Lift out each line of the data that holds "Starter".

>>

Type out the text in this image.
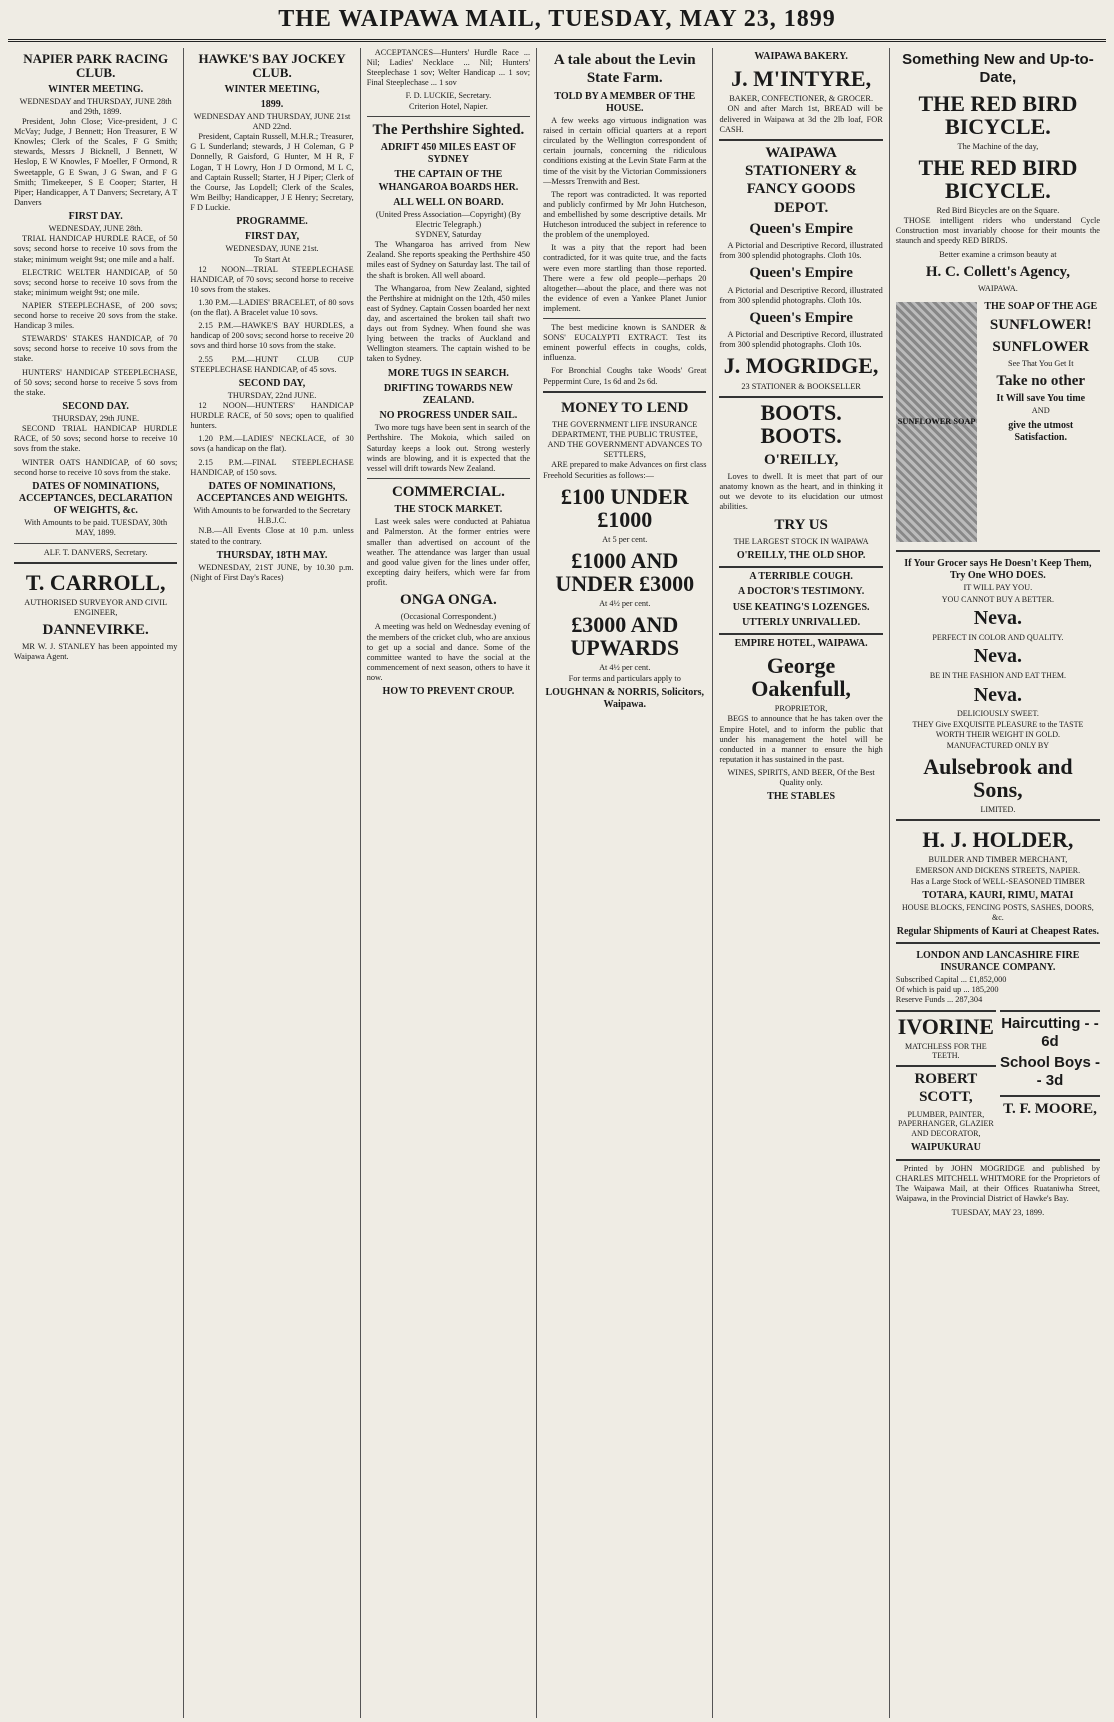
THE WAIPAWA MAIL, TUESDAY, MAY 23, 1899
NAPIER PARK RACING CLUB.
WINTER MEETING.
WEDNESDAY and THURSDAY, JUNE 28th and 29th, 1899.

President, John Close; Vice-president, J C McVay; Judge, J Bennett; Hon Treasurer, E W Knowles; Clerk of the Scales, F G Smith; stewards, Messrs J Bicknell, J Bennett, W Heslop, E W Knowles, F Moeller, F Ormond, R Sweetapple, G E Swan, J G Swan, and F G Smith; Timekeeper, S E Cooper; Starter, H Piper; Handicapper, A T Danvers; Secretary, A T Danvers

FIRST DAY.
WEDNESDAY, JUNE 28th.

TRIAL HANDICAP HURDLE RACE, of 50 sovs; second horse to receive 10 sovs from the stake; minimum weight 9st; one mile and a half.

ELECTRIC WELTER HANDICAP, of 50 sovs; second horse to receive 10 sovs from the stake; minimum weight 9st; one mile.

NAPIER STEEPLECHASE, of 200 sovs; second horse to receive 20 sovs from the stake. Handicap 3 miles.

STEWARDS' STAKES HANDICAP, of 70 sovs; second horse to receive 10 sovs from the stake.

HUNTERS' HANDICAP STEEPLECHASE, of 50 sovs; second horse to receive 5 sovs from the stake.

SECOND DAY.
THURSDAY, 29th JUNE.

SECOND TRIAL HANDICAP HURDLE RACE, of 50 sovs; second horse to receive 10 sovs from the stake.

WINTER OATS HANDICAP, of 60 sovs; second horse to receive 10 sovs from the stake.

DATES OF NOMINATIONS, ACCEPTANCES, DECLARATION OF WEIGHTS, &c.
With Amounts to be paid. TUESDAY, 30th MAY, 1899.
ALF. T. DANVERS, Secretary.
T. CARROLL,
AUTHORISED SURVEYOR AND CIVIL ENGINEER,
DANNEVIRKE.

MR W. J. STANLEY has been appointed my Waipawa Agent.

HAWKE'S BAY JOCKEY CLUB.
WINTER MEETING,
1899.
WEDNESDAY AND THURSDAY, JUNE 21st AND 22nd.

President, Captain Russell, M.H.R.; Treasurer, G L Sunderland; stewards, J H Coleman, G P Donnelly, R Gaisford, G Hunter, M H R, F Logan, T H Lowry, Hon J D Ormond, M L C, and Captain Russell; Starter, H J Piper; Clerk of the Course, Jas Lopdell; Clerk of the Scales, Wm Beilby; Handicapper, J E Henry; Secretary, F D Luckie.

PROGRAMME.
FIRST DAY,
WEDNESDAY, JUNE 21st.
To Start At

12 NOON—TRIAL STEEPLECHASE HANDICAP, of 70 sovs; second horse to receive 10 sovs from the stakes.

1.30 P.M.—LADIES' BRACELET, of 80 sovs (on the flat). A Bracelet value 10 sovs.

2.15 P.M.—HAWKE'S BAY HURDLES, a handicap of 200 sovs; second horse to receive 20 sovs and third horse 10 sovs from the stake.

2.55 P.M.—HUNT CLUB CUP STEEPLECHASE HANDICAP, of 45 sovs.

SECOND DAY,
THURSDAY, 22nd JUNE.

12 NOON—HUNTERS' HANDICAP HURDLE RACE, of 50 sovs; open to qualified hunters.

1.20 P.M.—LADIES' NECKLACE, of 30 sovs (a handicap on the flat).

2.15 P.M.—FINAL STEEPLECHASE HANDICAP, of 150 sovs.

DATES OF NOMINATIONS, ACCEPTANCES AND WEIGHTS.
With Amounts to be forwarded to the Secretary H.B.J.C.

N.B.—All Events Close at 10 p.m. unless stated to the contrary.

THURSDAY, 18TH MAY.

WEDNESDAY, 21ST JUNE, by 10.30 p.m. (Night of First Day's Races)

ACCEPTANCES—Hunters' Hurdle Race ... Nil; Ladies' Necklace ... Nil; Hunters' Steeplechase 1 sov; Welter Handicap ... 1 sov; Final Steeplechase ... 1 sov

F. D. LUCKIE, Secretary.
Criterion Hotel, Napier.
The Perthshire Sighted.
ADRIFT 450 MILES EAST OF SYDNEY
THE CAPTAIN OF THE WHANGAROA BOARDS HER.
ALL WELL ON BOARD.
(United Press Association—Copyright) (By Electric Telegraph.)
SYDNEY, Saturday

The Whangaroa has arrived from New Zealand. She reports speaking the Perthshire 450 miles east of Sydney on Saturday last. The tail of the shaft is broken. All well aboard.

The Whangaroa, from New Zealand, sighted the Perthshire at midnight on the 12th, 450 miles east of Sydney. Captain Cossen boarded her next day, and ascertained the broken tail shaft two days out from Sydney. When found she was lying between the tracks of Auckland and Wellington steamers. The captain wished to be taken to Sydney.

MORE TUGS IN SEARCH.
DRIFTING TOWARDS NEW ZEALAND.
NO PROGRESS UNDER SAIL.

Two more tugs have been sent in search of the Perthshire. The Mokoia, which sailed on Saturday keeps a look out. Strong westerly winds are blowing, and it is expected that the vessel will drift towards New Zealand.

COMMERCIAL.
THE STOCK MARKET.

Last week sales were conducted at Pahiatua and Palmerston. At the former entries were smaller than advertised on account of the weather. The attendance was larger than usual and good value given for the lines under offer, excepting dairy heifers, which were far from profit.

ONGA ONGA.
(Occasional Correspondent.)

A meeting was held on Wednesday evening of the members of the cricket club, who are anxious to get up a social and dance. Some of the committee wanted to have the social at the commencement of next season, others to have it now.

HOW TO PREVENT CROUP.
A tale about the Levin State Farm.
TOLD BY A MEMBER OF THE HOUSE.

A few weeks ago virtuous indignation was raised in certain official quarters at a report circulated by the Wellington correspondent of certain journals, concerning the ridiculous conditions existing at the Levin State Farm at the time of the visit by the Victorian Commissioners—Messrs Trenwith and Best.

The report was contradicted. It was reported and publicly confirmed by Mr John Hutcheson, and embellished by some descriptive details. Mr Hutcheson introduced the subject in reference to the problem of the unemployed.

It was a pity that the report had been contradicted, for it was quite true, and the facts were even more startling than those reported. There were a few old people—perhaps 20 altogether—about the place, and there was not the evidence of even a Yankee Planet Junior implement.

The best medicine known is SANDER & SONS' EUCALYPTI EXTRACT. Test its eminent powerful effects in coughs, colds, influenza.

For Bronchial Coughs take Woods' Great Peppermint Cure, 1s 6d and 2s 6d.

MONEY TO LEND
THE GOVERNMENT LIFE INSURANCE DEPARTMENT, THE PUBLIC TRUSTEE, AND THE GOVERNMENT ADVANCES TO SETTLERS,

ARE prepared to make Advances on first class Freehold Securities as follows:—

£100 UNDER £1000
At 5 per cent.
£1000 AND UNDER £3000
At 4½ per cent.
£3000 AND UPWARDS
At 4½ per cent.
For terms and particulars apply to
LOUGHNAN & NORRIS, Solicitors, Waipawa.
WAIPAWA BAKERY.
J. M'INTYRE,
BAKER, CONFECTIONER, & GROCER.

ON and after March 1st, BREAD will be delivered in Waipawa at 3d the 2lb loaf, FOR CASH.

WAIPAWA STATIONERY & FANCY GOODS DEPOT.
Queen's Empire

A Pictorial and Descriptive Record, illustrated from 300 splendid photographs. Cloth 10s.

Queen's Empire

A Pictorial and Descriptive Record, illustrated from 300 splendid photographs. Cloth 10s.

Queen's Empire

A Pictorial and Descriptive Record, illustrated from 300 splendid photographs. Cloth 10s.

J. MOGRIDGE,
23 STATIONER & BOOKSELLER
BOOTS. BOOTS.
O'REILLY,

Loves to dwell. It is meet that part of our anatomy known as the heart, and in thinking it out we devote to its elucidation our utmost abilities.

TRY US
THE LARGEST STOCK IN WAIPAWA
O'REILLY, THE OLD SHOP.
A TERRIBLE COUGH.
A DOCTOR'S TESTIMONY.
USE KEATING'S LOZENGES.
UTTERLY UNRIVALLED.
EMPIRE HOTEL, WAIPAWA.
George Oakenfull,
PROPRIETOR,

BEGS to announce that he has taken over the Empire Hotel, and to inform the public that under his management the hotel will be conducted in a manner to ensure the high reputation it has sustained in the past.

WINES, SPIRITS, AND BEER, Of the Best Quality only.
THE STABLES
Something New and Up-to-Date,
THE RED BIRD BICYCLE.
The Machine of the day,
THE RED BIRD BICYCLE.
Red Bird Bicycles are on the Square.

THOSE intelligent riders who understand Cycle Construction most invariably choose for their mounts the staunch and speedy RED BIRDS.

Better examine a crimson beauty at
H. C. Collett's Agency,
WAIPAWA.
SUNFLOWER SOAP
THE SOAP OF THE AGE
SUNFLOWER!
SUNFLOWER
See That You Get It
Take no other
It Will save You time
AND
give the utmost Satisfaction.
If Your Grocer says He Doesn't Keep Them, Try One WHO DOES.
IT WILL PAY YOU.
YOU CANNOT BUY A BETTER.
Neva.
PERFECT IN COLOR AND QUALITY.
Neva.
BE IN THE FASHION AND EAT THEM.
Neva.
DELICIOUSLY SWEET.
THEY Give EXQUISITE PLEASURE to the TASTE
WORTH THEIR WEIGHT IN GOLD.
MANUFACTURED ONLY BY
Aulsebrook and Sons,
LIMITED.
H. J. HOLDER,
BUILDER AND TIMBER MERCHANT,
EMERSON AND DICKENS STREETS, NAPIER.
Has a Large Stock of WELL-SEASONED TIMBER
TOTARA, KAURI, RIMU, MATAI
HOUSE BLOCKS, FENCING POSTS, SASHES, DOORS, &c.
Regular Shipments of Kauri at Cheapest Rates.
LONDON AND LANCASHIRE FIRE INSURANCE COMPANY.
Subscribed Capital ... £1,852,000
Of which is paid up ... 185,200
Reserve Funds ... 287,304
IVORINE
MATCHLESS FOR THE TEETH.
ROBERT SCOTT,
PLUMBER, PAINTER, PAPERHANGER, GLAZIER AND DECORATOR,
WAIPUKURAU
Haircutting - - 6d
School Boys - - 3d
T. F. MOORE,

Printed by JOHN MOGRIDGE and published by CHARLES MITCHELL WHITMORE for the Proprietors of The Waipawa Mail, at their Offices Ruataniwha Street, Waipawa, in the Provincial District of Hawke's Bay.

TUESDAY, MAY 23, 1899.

<<
>>

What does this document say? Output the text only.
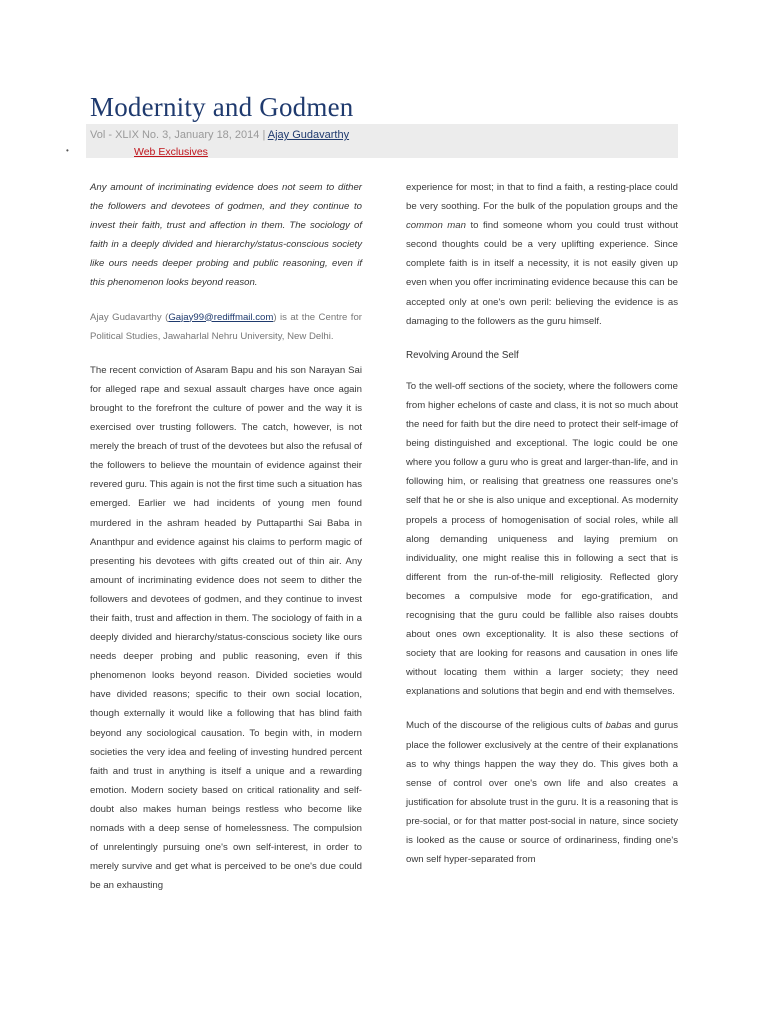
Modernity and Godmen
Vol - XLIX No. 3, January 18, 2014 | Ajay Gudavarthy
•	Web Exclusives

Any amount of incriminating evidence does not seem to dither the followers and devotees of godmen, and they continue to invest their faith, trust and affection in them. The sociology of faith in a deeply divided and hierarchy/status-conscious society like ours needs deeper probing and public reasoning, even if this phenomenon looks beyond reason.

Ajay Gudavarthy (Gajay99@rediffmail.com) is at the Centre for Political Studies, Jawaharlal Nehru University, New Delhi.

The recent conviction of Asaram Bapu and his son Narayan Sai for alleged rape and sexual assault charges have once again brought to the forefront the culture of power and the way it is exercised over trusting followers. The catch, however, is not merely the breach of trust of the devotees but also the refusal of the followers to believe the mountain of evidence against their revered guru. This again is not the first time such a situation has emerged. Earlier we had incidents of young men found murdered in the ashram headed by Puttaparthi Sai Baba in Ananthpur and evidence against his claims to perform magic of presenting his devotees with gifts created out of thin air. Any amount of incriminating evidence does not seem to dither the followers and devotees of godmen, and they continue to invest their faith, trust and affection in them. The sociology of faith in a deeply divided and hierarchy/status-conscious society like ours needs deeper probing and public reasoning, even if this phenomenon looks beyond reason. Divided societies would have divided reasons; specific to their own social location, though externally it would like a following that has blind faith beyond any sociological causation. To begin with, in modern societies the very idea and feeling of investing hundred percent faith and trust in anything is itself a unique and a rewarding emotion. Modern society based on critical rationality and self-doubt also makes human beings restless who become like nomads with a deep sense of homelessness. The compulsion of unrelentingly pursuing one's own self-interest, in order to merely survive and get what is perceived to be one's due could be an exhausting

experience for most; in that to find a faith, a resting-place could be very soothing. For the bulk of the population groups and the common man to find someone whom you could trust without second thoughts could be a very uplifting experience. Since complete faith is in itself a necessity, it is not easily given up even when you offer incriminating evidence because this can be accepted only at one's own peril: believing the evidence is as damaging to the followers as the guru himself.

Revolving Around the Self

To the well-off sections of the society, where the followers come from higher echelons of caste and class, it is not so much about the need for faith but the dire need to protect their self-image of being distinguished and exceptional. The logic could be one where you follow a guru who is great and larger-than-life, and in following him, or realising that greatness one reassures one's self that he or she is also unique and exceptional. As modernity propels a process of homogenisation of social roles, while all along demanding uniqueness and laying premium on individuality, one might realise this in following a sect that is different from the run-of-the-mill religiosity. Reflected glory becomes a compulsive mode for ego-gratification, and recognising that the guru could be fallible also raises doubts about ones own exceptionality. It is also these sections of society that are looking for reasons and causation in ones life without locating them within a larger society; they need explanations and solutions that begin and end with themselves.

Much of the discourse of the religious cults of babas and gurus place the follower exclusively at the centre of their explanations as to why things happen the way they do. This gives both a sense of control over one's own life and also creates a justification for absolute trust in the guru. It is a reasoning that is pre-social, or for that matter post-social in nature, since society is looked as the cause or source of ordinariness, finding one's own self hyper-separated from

<<
>>

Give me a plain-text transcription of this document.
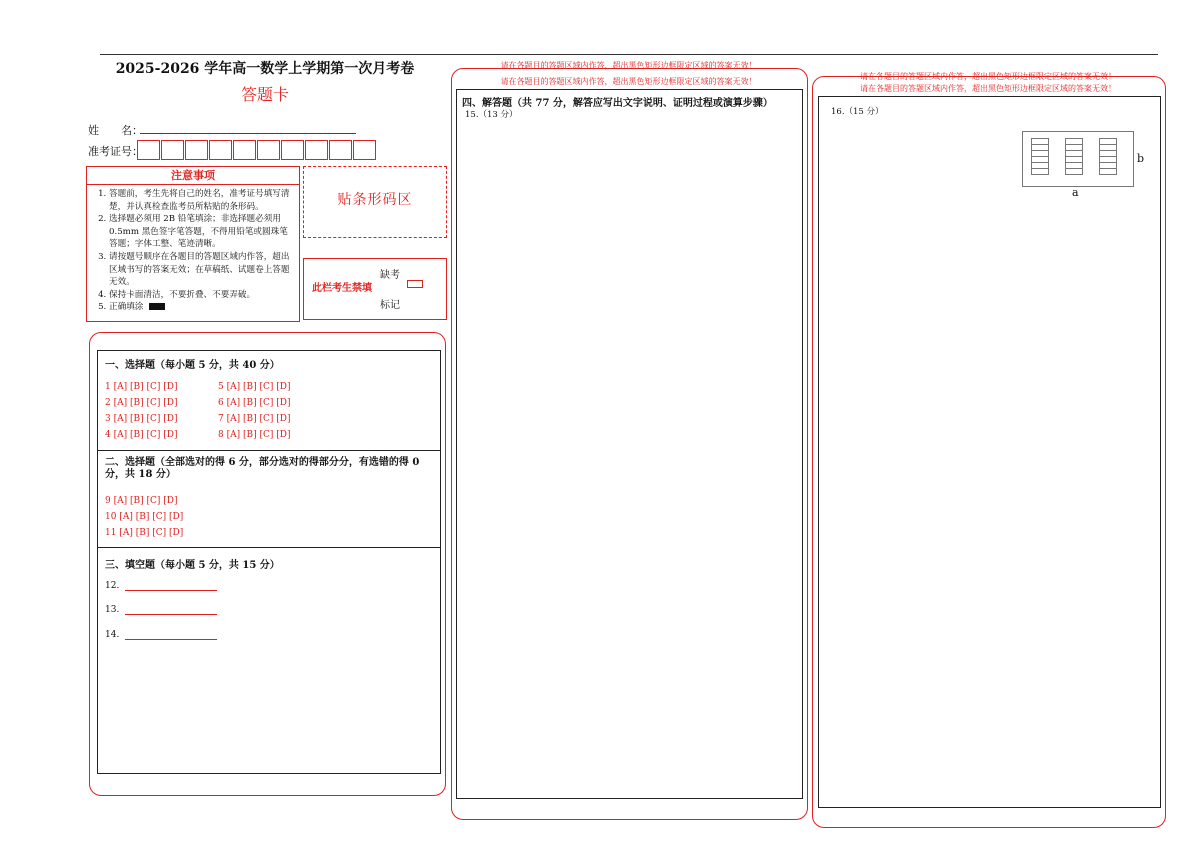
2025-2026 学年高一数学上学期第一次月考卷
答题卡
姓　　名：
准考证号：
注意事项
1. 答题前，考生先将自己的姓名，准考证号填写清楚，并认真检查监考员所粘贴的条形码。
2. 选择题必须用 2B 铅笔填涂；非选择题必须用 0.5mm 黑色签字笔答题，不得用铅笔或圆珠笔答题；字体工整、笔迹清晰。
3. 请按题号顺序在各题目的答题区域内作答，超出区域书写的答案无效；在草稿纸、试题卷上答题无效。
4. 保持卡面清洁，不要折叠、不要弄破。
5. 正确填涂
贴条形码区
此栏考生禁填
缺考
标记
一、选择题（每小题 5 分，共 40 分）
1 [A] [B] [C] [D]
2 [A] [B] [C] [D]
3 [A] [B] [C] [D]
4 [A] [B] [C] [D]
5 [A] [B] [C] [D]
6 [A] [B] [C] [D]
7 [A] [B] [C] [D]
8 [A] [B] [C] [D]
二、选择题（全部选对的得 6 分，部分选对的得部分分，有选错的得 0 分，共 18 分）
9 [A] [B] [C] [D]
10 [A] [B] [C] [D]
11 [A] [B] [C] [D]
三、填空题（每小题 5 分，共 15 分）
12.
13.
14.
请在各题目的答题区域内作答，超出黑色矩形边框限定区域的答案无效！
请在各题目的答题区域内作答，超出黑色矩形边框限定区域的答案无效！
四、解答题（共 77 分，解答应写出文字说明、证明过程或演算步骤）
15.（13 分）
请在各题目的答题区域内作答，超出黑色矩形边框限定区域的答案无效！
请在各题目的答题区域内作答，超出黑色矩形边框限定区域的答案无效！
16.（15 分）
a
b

<<

--- SOLUTION TO THIS EXERCISE ---
President, John Close; Vice-president, J C McVay; Judge, J Bennett; Hon Treasurer, E W Knowles; Clerk of the Scales, F G Smith; stewards, Messrs J Bicknell, J Bennett, W Heslop, E W Knowles, F Moeller, F Ormond, R Sweetapple, G E Swan, J G Swan, and F G Smith; Timekeeper, S E Cooper; Starter, H Piper; Handicapper, A T Danvers; Secretary, A T Danvers
President, Captain Russell, M.H.R.; Treasurer, G L Sunderland; stewards, J H Coleman, G P Donnelly, R Gaisford, G Hunter, M H R, F Logan, T H Lowry, Hon J D Ormond, M L C, and Captain Russell; Starter, H J Piper; Clerk of the Course, Jas Lopdell; Clerk of the Scales, Wm Beilby; Handicapper, J E Henry; Secretary, F D Luckie.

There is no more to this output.